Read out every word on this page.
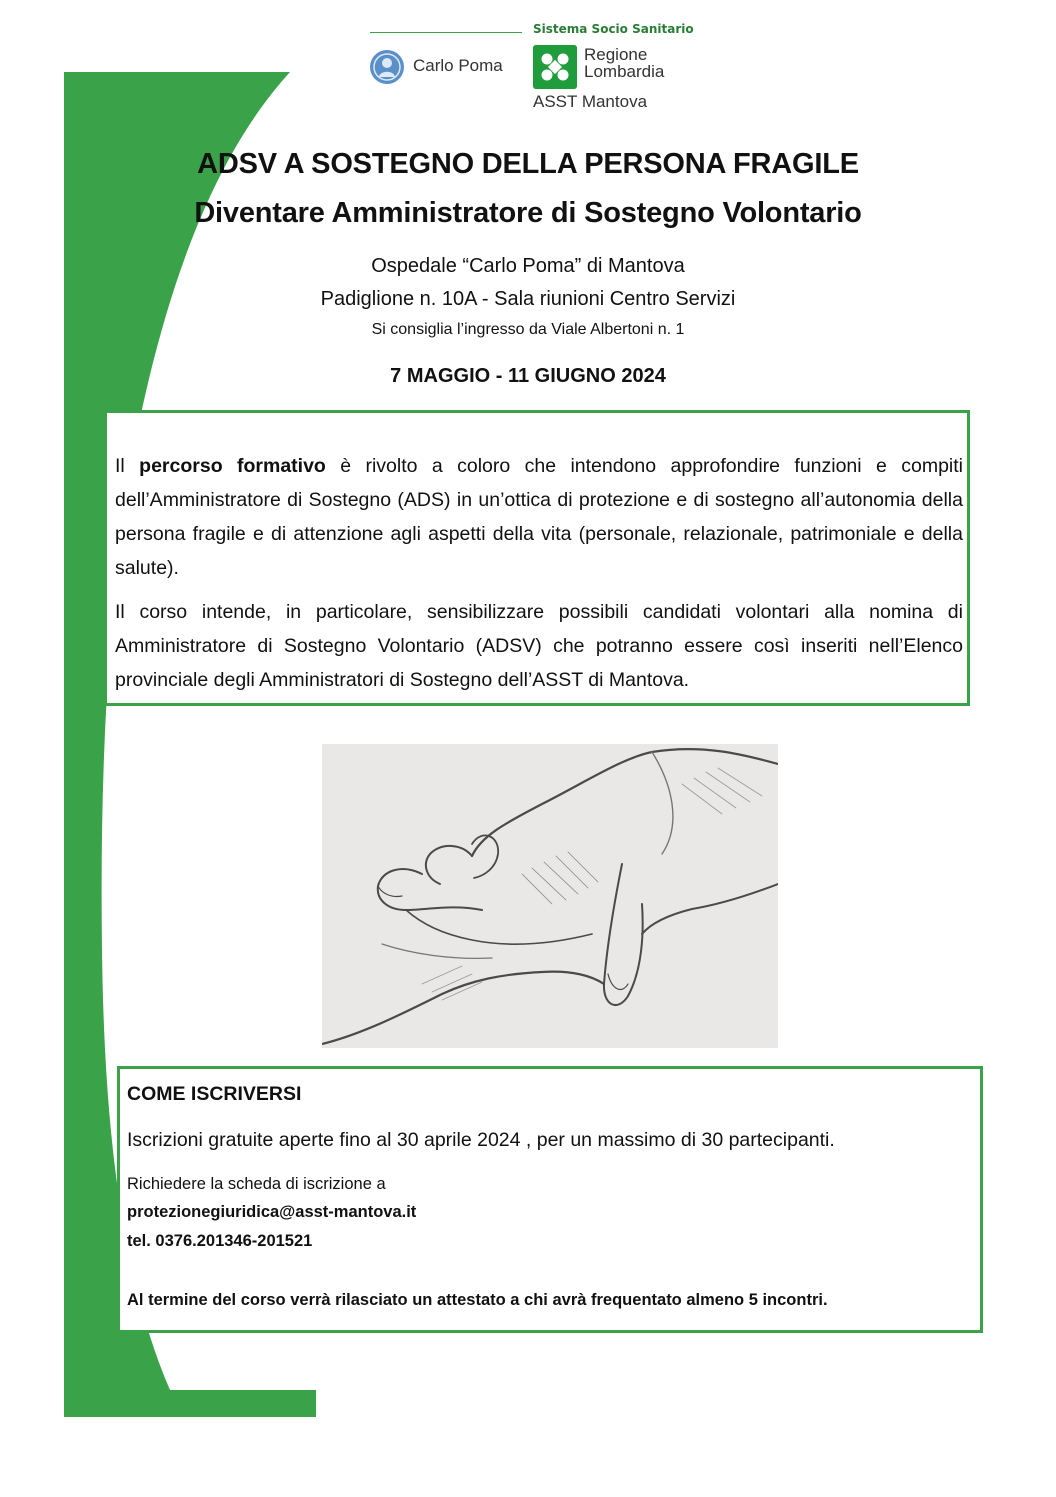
Sistema Socio Sanitario
Carlo Poma
Regione
Lombardia
ASST Mantova
ADSV A SOSTEGNO DELLA PERSONA FRAGILE
Diventare Amministratore di Sostegno Volontario
Ospedale “Carlo Poma” di Mantova
Padiglione n. 10A - Sala riunioni Centro Servizi
Si consiglia l’ingresso da Viale Albertoni n. 1
7 MAGGIO - 11 GIUGNO 2024

Il percorso formativo è rivolto a coloro che intendono approfondire funzioni e compiti dell’Amministratore di Sostegno (ADS) in un’ottica di protezione e di sostegno all’autonomia della persona fragile e di attenzione agli aspetti della vita (personale, relazionale, patrimoniale e della salute).

Il corso intende, in particolare, sensibilizzare possibili candidati volontari alla nomina di Amministratore di Sostegno Volontario (ADSV) che potranno essere così inseriti nell’Elenco provinciale degli Amministratori di Sostegno dell’ASST di Mantova.

COME ISCRIVERSI
Iscrizioni gratuite aperte fino al 30 aprile 2024 , per un massimo di 30 partecipanti.
Richiedere la scheda di iscrizione a
protezionegiuridica@asst-mantova.it
tel. 0376.201346-201521
Al termine del corso verrà rilasciato un attestato a chi avrà frequentato almeno 5 incontri.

- **Given task**:
Select every line of the material above holding the word "Poma" and copy it.

- **Problem solution**:
Carlo Poma
Ospedale “Carlo Poma” di Mantova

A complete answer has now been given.